(Structured figure records)
---*---
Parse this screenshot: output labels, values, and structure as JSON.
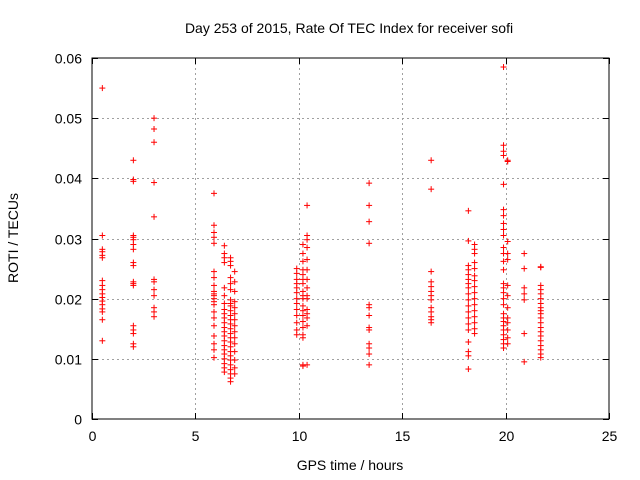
{
  "chart_data": {
    "type": "scatter",
    "title": "Day 253 of 2015, Rate Of TEC Index for receiver sofi",
    "xlabel": "GPS time / hours",
    "ylabel": "ROTI / TECUs",
    "xlim": [
      0,
      25
    ],
    "ylim": [
      0,
      0.06
    ],
    "xticks": [
      "0",
      "5",
      "10",
      "15",
      "20",
      "25"
    ],
    "yticks": [
      "0",
      "0.01",
      "0.02",
      "0.03",
      "0.04",
      "0.05",
      "0.06"
    ],
    "grid": true,
    "marker": "+",
    "color": "#ff0000",
    "series": [
      {
        "name": "sofi",
        "points": [
          [
            0.5,
            0.055
          ],
          [
            0.5,
            0.0305
          ],
          [
            0.5,
            0.0282
          ],
          [
            0.5,
            0.0278
          ],
          [
            0.5,
            0.0272
          ],
          [
            0.5,
            0.0268
          ],
          [
            0.5,
            0.023
          ],
          [
            0.5,
            0.0222
          ],
          [
            0.5,
            0.0215
          ],
          [
            0.5,
            0.0208
          ],
          [
            0.5,
            0.0202
          ],
          [
            0.5,
            0.0196
          ],
          [
            0.5,
            0.019
          ],
          [
            0.5,
            0.0183
          ],
          [
            0.5,
            0.0178
          ],
          [
            0.5,
            0.0165
          ],
          [
            0.5,
            0.013
          ],
          [
            2.0,
            0.043
          ],
          [
            2.0,
            0.0398
          ],
          [
            2.0,
            0.0395
          ],
          [
            2.0,
            0.0305
          ],
          [
            2.0,
            0.0302
          ],
          [
            2.0,
            0.0298
          ],
          [
            2.0,
            0.029
          ],
          [
            2.0,
            0.0282
          ],
          [
            2.0,
            0.026
          ],
          [
            2.0,
            0.0255
          ],
          [
            2.0,
            0.0228
          ],
          [
            2.0,
            0.0225
          ],
          [
            2.0,
            0.0222
          ],
          [
            2.0,
            0.0155
          ],
          [
            2.0,
            0.0148
          ],
          [
            2.0,
            0.0142
          ],
          [
            2.0,
            0.0125
          ],
          [
            2.0,
            0.012
          ],
          [
            3.0,
            0.05
          ],
          [
            3.0,
            0.0482
          ],
          [
            3.0,
            0.046
          ],
          [
            3.0,
            0.0393
          ],
          [
            3.0,
            0.0336
          ],
          [
            3.0,
            0.0232
          ],
          [
            3.0,
            0.0228
          ],
          [
            3.0,
            0.0215
          ],
          [
            3.0,
            0.0205
          ],
          [
            3.0,
            0.0185
          ],
          [
            3.0,
            0.0178
          ],
          [
            3.0,
            0.017
          ],
          [
            5.9,
            0.0375
          ],
          [
            5.9,
            0.0322
          ],
          [
            5.9,
            0.031
          ],
          [
            5.9,
            0.0302
          ],
          [
            5.9,
            0.0292
          ],
          [
            5.9,
            0.0245
          ],
          [
            5.9,
            0.0235
          ],
          [
            5.9,
            0.0222
          ],
          [
            5.9,
            0.0212
          ],
          [
            5.9,
            0.0208
          ],
          [
            5.9,
            0.0205
          ],
          [
            5.9,
            0.02
          ],
          [
            5.9,
            0.0195
          ],
          [
            5.9,
            0.019
          ],
          [
            5.9,
            0.0178
          ],
          [
            5.9,
            0.0168
          ],
          [
            5.9,
            0.0155
          ],
          [
            5.9,
            0.0138
          ],
          [
            5.9,
            0.0125
          ],
          [
            5.9,
            0.0115
          ],
          [
            5.9,
            0.0102
          ],
          [
            6.4,
            0.0288
          ],
          [
            6.4,
            0.0275
          ],
          [
            6.4,
            0.0268
          ],
          [
            6.4,
            0.026
          ],
          [
            6.4,
            0.0218
          ],
          [
            6.4,
            0.0205
          ],
          [
            6.4,
            0.0192
          ],
          [
            6.4,
            0.0182
          ],
          [
            6.4,
            0.0175
          ],
          [
            6.4,
            0.0168
          ],
          [
            6.4,
            0.016
          ],
          [
            6.4,
            0.0152
          ],
          [
            6.4,
            0.0145
          ],
          [
            6.4,
            0.0138
          ],
          [
            6.4,
            0.013
          ],
          [
            6.4,
            0.0122
          ],
          [
            6.4,
            0.0115
          ],
          [
            6.4,
            0.0108
          ],
          [
            6.4,
            0.01
          ],
          [
            6.4,
            0.0092
          ],
          [
            6.4,
            0.0085
          ],
          [
            6.4,
            0.0078
          ],
          [
            6.7,
            0.0268
          ],
          [
            6.7,
            0.0262
          ],
          [
            6.7,
            0.0255
          ],
          [
            6.7,
            0.0235
          ],
          [
            6.7,
            0.0225
          ],
          [
            6.7,
            0.0215
          ],
          [
            6.7,
            0.0198
          ],
          [
            6.7,
            0.0192
          ],
          [
            6.7,
            0.0188
          ],
          [
            6.7,
            0.018
          ],
          [
            6.7,
            0.0172
          ],
          [
            6.7,
            0.0165
          ],
          [
            6.7,
            0.0158
          ],
          [
            6.7,
            0.015
          ],
          [
            6.7,
            0.0142
          ],
          [
            6.7,
            0.0135
          ],
          [
            6.7,
            0.0128
          ],
          [
            6.7,
            0.012
          ],
          [
            6.7,
            0.0112
          ],
          [
            6.7,
            0.0105
          ],
          [
            6.7,
            0.0098
          ],
          [
            6.7,
            0.009
          ],
          [
            6.7,
            0.0082
          ],
          [
            6.7,
            0.0075
          ],
          [
            6.7,
            0.0068
          ],
          [
            6.7,
            0.0062
          ],
          [
            6.9,
            0.0245
          ],
          [
            6.9,
            0.0228
          ],
          [
            6.9,
            0.0212
          ],
          [
            6.9,
            0.0195
          ],
          [
            6.9,
            0.0185
          ],
          [
            6.9,
            0.0175
          ],
          [
            6.9,
            0.0165
          ],
          [
            6.9,
            0.0155
          ],
          [
            6.9,
            0.0145
          ],
          [
            6.9,
            0.0135
          ],
          [
            6.9,
            0.0125
          ],
          [
            6.9,
            0.0112
          ],
          [
            6.9,
            0.0098
          ],
          [
            6.9,
            0.0085
          ],
          [
            6.9,
            0.0075
          ],
          [
            9.9,
            0.025
          ],
          [
            9.9,
            0.0242
          ],
          [
            9.9,
            0.0232
          ],
          [
            9.9,
            0.0225
          ],
          [
            9.9,
            0.0218
          ],
          [
            9.9,
            0.021
          ],
          [
            9.9,
            0.02
          ],
          [
            9.9,
            0.0192
          ],
          [
            9.9,
            0.0182
          ],
          [
            9.9,
            0.0172
          ],
          [
            9.9,
            0.016
          ],
          [
            9.9,
            0.0148
          ],
          [
            9.9,
            0.014
          ],
          [
            10.2,
            0.029
          ],
          [
            10.2,
            0.0275
          ],
          [
            10.2,
            0.0262
          ],
          [
            10.2,
            0.0248
          ],
          [
            10.2,
            0.024
          ],
          [
            10.2,
            0.0232
          ],
          [
            10.2,
            0.0225
          ],
          [
            10.2,
            0.0212
          ],
          [
            10.2,
            0.0205
          ],
          [
            10.2,
            0.02
          ],
          [
            10.2,
            0.0188
          ],
          [
            10.2,
            0.018
          ],
          [
            10.2,
            0.0172
          ],
          [
            10.2,
            0.0162
          ],
          [
            10.2,
            0.0152
          ],
          [
            10.2,
            0.014
          ],
          [
            10.2,
            0.0135
          ],
          [
            10.2,
            0.009
          ],
          [
            10.2,
            0.0088
          ],
          [
            10.4,
            0.0355
          ],
          [
            10.4,
            0.0305
          ],
          [
            10.4,
            0.0298
          ],
          [
            10.4,
            0.0285
          ],
          [
            10.4,
            0.0265
          ],
          [
            10.4,
            0.0248
          ],
          [
            10.4,
            0.0232
          ],
          [
            10.4,
            0.0218
          ],
          [
            10.4,
            0.0205
          ],
          [
            10.4,
            0.02
          ],
          [
            10.4,
            0.0182
          ],
          [
            10.4,
            0.0175
          ],
          [
            10.4,
            0.0168
          ],
          [
            10.4,
            0.0155
          ],
          [
            10.4,
            0.009
          ],
          [
            13.4,
            0.0392
          ],
          [
            13.4,
            0.0355
          ],
          [
            13.4,
            0.0328
          ],
          [
            13.4,
            0.0292
          ],
          [
            13.4,
            0.019
          ],
          [
            13.4,
            0.0185
          ],
          [
            13.4,
            0.0172
          ],
          [
            13.4,
            0.0152
          ],
          [
            13.4,
            0.0148
          ],
          [
            13.4,
            0.0125
          ],
          [
            13.4,
            0.0118
          ],
          [
            13.4,
            0.0108
          ],
          [
            13.4,
            0.009
          ],
          [
            16.4,
            0.043
          ],
          [
            16.4,
            0.0382
          ],
          [
            16.4,
            0.0245
          ],
          [
            16.4,
            0.0228
          ],
          [
            16.4,
            0.022
          ],
          [
            16.4,
            0.0212
          ],
          [
            16.4,
            0.0205
          ],
          [
            16.4,
            0.0198
          ],
          [
            16.4,
            0.0185
          ],
          [
            16.4,
            0.0178
          ],
          [
            16.4,
            0.017
          ],
          [
            16.4,
            0.0165
          ],
          [
            16.4,
            0.016
          ],
          [
            18.2,
            0.0346
          ],
          [
            18.2,
            0.0296
          ],
          [
            18.2,
            0.0255
          ],
          [
            18.2,
            0.0248
          ],
          [
            18.2,
            0.024
          ],
          [
            18.2,
            0.0232
          ],
          [
            18.2,
            0.0225
          ],
          [
            18.2,
            0.0218
          ],
          [
            18.2,
            0.0208
          ],
          [
            18.2,
            0.0198
          ],
          [
            18.2,
            0.0188
          ],
          [
            18.2,
            0.0178
          ],
          [
            18.2,
            0.0168
          ],
          [
            18.2,
            0.0158
          ],
          [
            18.2,
            0.0148
          ],
          [
            18.2,
            0.0128
          ],
          [
            18.2,
            0.0112
          ],
          [
            18.2,
            0.0105
          ],
          [
            18.2,
            0.0083
          ],
          [
            18.5,
            0.029
          ],
          [
            18.5,
            0.0282
          ],
          [
            18.5,
            0.0275
          ],
          [
            18.5,
            0.026
          ],
          [
            18.5,
            0.025
          ],
          [
            18.5,
            0.0238
          ],
          [
            18.5,
            0.023
          ],
          [
            18.5,
            0.022
          ],
          [
            18.5,
            0.021
          ],
          [
            18.5,
            0.02
          ],
          [
            18.5,
            0.019
          ],
          [
            18.5,
            0.018
          ],
          [
            18.5,
            0.017
          ],
          [
            18.5,
            0.016
          ],
          [
            18.5,
            0.015
          ],
          [
            18.5,
            0.0142
          ],
          [
            19.9,
            0.0585
          ],
          [
            19.9,
            0.0455
          ],
          [
            19.9,
            0.0445
          ],
          [
            19.9,
            0.0438
          ],
          [
            19.9,
            0.039
          ],
          [
            19.9,
            0.0348
          ],
          [
            19.9,
            0.0338
          ],
          [
            19.9,
            0.0325
          ],
          [
            19.9,
            0.0315
          ],
          [
            19.9,
            0.0305
          ],
          [
            19.9,
            0.0285
          ],
          [
            19.9,
            0.0275
          ],
          [
            19.9,
            0.0262
          ],
          [
            19.9,
            0.0248
          ],
          [
            19.9,
            0.0225
          ],
          [
            19.9,
            0.0218
          ],
          [
            19.9,
            0.021
          ],
          [
            19.9,
            0.02
          ],
          [
            19.9,
            0.019
          ],
          [
            19.9,
            0.0175
          ],
          [
            19.9,
            0.0168
          ],
          [
            19.9,
            0.0162
          ],
          [
            19.9,
            0.0155
          ],
          [
            19.9,
            0.0148
          ],
          [
            19.9,
            0.014
          ],
          [
            19.9,
            0.0132
          ],
          [
            19.9,
            0.0125
          ],
          [
            19.9,
            0.0118
          ],
          [
            20.1,
            0.043
          ],
          [
            20.1,
            0.0428
          ],
          [
            20.1,
            0.0295
          ],
          [
            20.1,
            0.0275
          ],
          [
            20.1,
            0.0265
          ],
          [
            20.1,
            0.0222
          ],
          [
            20.1,
            0.0205
          ],
          [
            20.1,
            0.0185
          ],
          [
            20.1,
            0.0168
          ],
          [
            20.1,
            0.016
          ],
          [
            20.1,
            0.0148
          ],
          [
            20.1,
            0.0135
          ],
          [
            20.1,
            0.0125
          ],
          [
            20.9,
            0.0275
          ],
          [
            20.9,
            0.025
          ],
          [
            20.9,
            0.0218
          ],
          [
            20.9,
            0.0208
          ],
          [
            20.9,
            0.0198
          ],
          [
            20.9,
            0.0142
          ],
          [
            20.9,
            0.0095
          ],
          [
            21.7,
            0.0253
          ],
          [
            21.7,
            0.0252
          ],
          [
            21.7,
            0.0222
          ],
          [
            21.7,
            0.0215
          ],
          [
            21.7,
            0.0208
          ],
          [
            21.7,
            0.02
          ],
          [
            21.7,
            0.0192
          ],
          [
            21.7,
            0.0185
          ],
          [
            21.7,
            0.018
          ],
          [
            21.7,
            0.0175
          ],
          [
            21.7,
            0.0168
          ],
          [
            21.7,
            0.016
          ],
          [
            21.7,
            0.0152
          ],
          [
            21.7,
            0.0145
          ],
          [
            21.7,
            0.0138
          ],
          [
            21.7,
            0.013
          ],
          [
            21.7,
            0.0122
          ],
          [
            21.7,
            0.0115
          ],
          [
            21.7,
            0.0108
          ],
          [
            21.7,
            0.0102
          ]
        ]
      }
    ]
  }
}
---*---
■ Work required:
Look above for every line with the word "sofi" and copy it.

■ Complete output:
    "title": "Day 253 of 2015, Rate Of TEC Index for receiver sofi",
        "name": "sofi",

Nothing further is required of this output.